* OBJECTIVE *
Please set out the rows below as a JSON list of strings, one string per line, starting at the first line of the rows and ending at the line that contains "track-time-label: 0435 (600, 49, 633, 64)", with both ends included and blank lines left out.

* RECORDS FOR THE EXERCISE *

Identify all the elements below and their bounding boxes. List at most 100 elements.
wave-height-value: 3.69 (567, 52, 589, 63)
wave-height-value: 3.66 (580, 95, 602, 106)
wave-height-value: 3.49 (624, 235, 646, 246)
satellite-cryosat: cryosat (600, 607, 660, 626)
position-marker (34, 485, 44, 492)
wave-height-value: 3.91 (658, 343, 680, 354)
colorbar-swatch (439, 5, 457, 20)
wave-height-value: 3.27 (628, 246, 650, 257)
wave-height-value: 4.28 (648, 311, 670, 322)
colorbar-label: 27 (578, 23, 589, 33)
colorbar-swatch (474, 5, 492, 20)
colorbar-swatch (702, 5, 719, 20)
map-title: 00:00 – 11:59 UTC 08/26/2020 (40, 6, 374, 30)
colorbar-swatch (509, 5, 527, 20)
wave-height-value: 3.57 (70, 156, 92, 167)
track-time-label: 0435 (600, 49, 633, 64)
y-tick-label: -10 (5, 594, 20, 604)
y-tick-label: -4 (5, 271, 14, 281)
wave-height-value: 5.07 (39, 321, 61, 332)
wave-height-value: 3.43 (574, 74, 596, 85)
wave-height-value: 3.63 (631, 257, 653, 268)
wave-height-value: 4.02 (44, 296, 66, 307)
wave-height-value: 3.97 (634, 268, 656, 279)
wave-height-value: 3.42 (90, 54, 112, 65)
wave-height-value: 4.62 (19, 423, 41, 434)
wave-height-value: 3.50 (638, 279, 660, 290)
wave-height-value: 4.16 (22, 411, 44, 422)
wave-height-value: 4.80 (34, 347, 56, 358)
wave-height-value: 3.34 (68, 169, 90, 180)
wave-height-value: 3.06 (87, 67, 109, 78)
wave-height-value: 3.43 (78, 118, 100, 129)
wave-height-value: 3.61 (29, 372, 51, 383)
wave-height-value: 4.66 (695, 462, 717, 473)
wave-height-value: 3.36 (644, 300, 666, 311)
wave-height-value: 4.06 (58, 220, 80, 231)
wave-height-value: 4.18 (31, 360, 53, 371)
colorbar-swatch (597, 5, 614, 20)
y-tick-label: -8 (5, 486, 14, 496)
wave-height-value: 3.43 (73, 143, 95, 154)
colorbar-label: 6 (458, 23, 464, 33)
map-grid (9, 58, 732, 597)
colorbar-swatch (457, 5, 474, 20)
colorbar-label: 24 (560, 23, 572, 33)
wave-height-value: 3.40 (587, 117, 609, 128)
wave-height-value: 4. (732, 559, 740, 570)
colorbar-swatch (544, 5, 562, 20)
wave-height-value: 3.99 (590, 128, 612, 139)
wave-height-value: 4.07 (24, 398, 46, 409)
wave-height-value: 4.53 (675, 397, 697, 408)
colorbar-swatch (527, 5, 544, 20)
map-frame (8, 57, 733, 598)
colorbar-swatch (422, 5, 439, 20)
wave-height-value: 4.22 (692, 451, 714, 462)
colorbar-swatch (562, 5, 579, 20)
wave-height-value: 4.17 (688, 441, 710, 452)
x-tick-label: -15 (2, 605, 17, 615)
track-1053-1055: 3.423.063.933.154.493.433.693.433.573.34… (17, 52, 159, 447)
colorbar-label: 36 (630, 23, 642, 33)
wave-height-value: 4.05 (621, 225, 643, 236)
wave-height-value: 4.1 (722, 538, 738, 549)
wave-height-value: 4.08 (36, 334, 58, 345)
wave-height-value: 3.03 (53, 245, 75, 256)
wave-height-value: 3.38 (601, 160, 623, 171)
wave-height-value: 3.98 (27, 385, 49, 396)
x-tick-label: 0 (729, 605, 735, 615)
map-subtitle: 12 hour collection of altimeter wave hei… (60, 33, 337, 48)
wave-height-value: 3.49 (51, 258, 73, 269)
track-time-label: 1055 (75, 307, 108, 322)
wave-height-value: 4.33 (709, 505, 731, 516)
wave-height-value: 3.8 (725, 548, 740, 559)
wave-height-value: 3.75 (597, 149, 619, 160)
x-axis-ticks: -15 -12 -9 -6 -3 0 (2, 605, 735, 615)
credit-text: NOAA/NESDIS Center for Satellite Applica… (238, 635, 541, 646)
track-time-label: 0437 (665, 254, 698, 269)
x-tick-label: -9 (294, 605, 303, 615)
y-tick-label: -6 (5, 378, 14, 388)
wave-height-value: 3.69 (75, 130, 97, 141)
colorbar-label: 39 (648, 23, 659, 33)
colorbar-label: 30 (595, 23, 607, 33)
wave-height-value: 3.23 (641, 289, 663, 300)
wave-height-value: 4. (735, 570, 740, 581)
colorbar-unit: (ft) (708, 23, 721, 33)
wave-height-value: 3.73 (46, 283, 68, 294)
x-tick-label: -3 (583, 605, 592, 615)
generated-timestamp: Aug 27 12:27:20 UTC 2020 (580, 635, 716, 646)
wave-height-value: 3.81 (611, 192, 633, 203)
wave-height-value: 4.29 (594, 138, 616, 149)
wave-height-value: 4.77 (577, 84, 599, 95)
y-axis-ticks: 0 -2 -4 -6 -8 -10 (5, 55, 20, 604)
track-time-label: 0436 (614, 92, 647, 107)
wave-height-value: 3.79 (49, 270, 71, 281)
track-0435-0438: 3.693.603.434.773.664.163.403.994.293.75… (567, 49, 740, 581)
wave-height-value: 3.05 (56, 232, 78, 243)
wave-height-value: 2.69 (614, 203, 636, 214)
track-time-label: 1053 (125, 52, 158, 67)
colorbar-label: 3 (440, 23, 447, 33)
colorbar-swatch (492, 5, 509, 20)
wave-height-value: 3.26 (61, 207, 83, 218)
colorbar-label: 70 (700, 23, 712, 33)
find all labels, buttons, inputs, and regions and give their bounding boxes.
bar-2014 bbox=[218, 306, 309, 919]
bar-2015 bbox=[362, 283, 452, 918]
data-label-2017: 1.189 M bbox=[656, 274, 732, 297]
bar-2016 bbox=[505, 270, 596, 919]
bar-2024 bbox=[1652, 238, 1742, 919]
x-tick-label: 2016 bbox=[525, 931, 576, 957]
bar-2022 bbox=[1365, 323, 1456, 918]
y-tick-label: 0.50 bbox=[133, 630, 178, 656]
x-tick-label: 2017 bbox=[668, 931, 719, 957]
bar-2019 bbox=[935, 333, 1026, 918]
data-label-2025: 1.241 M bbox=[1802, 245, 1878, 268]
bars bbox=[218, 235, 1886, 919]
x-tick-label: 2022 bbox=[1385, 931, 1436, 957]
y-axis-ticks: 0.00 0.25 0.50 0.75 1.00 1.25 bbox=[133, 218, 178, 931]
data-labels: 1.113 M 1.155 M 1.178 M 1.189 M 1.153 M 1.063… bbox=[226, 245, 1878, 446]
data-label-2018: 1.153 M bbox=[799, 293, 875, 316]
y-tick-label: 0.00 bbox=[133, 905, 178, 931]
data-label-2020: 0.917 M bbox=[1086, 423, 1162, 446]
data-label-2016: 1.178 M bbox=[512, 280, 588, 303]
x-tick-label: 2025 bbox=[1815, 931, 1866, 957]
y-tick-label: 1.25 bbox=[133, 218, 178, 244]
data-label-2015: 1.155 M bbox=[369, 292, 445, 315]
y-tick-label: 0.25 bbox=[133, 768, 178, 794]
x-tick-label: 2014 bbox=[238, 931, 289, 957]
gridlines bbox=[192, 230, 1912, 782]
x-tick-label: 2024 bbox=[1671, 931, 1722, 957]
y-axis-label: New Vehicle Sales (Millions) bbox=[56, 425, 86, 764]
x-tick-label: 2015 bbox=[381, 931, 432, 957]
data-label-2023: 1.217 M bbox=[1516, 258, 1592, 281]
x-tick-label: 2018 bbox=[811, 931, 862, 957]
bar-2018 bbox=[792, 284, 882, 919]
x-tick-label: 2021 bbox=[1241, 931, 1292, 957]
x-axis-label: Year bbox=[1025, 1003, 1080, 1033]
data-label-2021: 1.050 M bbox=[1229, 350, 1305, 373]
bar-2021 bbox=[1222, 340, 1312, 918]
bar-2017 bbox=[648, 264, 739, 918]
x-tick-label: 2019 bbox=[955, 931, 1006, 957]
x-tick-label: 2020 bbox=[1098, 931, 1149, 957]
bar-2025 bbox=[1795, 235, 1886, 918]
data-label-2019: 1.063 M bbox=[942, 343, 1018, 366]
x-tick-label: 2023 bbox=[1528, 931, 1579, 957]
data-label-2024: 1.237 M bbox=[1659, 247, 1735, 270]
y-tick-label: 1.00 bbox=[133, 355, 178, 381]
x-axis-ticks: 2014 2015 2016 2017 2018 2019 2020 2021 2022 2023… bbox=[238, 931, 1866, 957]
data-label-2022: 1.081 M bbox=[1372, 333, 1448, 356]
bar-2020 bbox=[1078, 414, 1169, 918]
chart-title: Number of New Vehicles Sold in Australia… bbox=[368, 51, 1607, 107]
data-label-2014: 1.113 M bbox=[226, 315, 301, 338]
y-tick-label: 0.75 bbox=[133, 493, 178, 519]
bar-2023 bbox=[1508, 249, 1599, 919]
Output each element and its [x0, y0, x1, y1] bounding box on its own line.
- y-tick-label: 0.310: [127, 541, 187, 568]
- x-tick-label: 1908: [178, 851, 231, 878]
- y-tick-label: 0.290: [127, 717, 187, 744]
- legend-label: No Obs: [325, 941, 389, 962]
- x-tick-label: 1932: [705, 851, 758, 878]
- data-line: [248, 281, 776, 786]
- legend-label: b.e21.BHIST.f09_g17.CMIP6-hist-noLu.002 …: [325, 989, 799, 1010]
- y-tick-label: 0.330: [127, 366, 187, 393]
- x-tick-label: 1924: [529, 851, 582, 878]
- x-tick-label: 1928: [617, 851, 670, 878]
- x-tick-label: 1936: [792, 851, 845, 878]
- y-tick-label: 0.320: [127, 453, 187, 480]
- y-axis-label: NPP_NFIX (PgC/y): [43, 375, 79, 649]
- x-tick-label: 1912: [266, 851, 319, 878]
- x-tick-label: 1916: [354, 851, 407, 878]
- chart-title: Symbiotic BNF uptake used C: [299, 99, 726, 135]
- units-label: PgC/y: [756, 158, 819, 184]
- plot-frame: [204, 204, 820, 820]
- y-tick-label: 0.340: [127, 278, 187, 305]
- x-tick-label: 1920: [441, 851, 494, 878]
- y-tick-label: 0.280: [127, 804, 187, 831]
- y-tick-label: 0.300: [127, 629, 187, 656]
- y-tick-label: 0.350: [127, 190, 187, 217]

* WORKED ANSWER *
[
  "Identify all the elements below and their bounding boxes. List at most 100 elements.",
  "wave-height-value: 3.69 (567, 52, 589, 63)",
  "wave-height-value: 3.66 (580, 95, 602, 106)",
  "wave-height-value: 3.49 (624, 235, 646, 246)",
  "satellite-cryosat: cryosat (600, 607, 660, 626)",
  "position-marker (34, 485, 44, 492)",
  "wave-height-value: 3.91 (658, 343, 680, 354)",
  "colorbar-swatch (439, 5, 457, 20)",
  "wave-height-value: 3.27 (628, 246, 650, 257)",
  "wave-height-value: 4.28 (648, 311, 670, 322)",
  "colorbar-label: 27 (578, 23, 589, 33)",
  "colorbar-swatch (474, 5, 492, 20)",
  "colorbar-swatch (702, 5, 719, 20)",
  "map-title: 00:00 – 11:59 UTC 08/26/2020 (40, 6, 374, 30)",
  "colorbar-swatch (509, 5, 527, 20)",
  "wave-height-value: 3.57 (70, 156, 92, 167)",
  "track-time-label: 0435 (600, 49, 633, 64)"
]